### DATA
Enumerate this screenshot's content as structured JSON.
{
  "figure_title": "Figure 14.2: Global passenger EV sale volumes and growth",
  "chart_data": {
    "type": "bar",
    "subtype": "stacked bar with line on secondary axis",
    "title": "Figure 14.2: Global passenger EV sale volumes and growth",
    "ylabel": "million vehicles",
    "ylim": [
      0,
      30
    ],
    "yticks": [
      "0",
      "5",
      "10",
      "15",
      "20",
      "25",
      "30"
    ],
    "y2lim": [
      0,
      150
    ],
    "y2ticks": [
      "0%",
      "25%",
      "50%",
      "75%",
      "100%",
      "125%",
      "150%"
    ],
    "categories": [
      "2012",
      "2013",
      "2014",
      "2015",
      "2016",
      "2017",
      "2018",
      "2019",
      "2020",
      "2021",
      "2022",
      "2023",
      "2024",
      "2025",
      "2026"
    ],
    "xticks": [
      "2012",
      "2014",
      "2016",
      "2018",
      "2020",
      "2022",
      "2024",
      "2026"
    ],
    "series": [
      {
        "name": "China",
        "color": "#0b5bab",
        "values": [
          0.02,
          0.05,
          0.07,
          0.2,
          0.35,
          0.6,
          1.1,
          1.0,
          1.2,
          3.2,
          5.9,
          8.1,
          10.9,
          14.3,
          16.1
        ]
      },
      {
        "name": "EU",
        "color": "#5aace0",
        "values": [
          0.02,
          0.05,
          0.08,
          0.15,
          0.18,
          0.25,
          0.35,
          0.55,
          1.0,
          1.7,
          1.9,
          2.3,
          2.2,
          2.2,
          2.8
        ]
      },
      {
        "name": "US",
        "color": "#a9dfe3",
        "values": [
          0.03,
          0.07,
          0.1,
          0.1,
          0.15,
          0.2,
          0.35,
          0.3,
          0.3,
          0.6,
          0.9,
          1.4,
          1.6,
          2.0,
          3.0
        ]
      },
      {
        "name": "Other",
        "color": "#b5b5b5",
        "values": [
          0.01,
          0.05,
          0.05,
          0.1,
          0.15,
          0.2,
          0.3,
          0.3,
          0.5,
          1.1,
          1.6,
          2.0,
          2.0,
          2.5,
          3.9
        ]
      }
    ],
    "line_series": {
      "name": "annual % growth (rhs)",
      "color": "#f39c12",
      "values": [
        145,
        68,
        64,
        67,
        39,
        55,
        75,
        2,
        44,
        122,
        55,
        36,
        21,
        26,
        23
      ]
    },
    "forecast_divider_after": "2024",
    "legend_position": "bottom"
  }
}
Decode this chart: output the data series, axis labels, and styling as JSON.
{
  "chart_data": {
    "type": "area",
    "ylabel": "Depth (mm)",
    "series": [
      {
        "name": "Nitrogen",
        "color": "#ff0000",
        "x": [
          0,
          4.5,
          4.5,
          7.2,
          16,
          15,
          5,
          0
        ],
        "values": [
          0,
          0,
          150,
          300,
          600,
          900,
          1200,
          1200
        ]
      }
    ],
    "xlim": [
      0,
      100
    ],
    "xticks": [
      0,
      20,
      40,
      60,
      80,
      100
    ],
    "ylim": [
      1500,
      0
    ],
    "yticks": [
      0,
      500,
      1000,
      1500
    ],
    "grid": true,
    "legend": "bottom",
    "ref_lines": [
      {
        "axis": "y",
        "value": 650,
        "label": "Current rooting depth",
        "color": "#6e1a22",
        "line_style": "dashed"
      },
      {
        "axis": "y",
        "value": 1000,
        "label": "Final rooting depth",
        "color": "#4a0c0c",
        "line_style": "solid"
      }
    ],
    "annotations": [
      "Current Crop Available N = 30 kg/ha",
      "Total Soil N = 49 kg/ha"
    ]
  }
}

### WORK TO COMPLETE
Restate the whole listing exactly, leaving out nothing.

### TASK ANSWER
Enumerate this screenshot's content as structured JSON.
{
  "figure_title": "Figure 14.2: Global passenger EV sale volumes and growth",
  "chart_data": {
    "type": "bar",
    "subtype": "stacked bar with line on secondary axis",
    "title": "Figure 14.2: Global passenger EV sale volumes and growth",
    "ylabel": "million vehicles",
    "ylim": [
      0,
      30
    ],
    "yticks": [
      "0",
      "5",
      "10",
      "15",
      "20",
      "25",
      "30"
    ],
    "y2lim": [
      0,
      150
    ],
    "y2ticks": [
      "0%",
      "25%",
      "50%",
      "75%",
      "100%",
      "125%",
      "150%"
    ],
    "categories": [
      "2012",
      "2013",
      "2014",
      "2015",
      "2016",
      "2017",
      "2018",
      "2019",
      "2020",
      "2021",
      "2022",
      "2023",
      "2024",
      "2025",
      "2026"
    ],
    "xticks": [
      "2012",
      "2014",
      "2016",
      "2018",
      "2020",
      "2022",
      "2024",
      "2026"
    ],
    "series": [
      {
        "name": "China",
        "color": "#0b5bab",
        "values": [
          0.02,
          0.05,
          0.07,
          0.2,
          0.35,
          0.6,
          1.1,
          1.0,
          1.2,
          3.2,
          5.9,
          8.1,
          10.9,
          14.3,
          16.1
        ]
      },
      {
        "name": "EU",
        "color": "#5aace0",
        "values": [
          0.02,
          0.05,
          0.08,
          0.15,
          0.18,
          0.25,
          0.35,
          0.55,
          1.0,
          1.7,
          1.9,
          2.3,
          2.2,
          2.2,
          2.8
        ]
      },
      {
        "name": "US",
        "color": "#a9dfe3",
        "values": [
          0.03,
          0.07,
          0.1,
          0.1,
          0.15,
          0.2,
          0.35,
          0.3,
          0.3,
          0.6,
          0.9,
          1.4,
          1.6,
          2.0,
          3.0
        ]
      },
      {
        "name": "Other",
        "color": "#b5b5b5",
        "values": [
          0.01,
          0.05,
          0.05,
          0.1,
          0.15,
          0.2,
          0.3,
          0.3,
          0.5,
          1.1,
          1.6,
          2.0,
          2.0,
          2.5,
          3.9
        ]
      }
    ],
    "line_series": {
      "name": "annual % growth (rhs)",
      "color": "#f39c12",
      "values": [
        145,
        68,
        64,
        67,
        39,
        55,
        75,
        2,
        44,
        122,
        55,
        36,
        21,
        26,
        23
      ]
    },
    "forecast_divider_after": "2024",
    "legend_position": "bottom"
  }
}
Decode this chart: output the data series, axis labels, and styling as JSON.
{
  "chart_data": {
    "type": "area",
    "ylabel": "Depth (mm)",
    "series": [
      {
        "name": "Nitrogen",
        "color": "#ff0000",
        "x": [
          0,
          4.5,
          4.5,
          7.2,
          16,
          15,
          5,
          0
        ],
        "values": [
          0,
          0,
          150,
          300,
          600,
          900,
          1200,
          1200
        ]
      }
    ],
    "xlim": [
      0,
      100
    ],
    "xticks": [
      0,
      20,
      40,
      60,
      80,
      100
    ],
    "ylim": [
      1500,
      0
    ],
    "yticks": [
      0,
      500,
      1000,
      1500
    ],
    "grid": true,
    "legend": "bottom",
    "ref_lines": [
      {
        "axis": "y",
        "value": 650,
        "label": "Current rooting depth",
        "color": "#6e1a22",
        "line_style": "dashed"
      },
      {
        "axis": "y",
        "value": 1000,
        "label": "Final rooting depth",
        "color": "#4a0c0c",
        "line_style": "solid"
      }
    ],
    "annotations": [
      "Current Crop Available N = 30 kg/ha",
      "Total Soil N = 49 kg/ha"
    ]
  }
}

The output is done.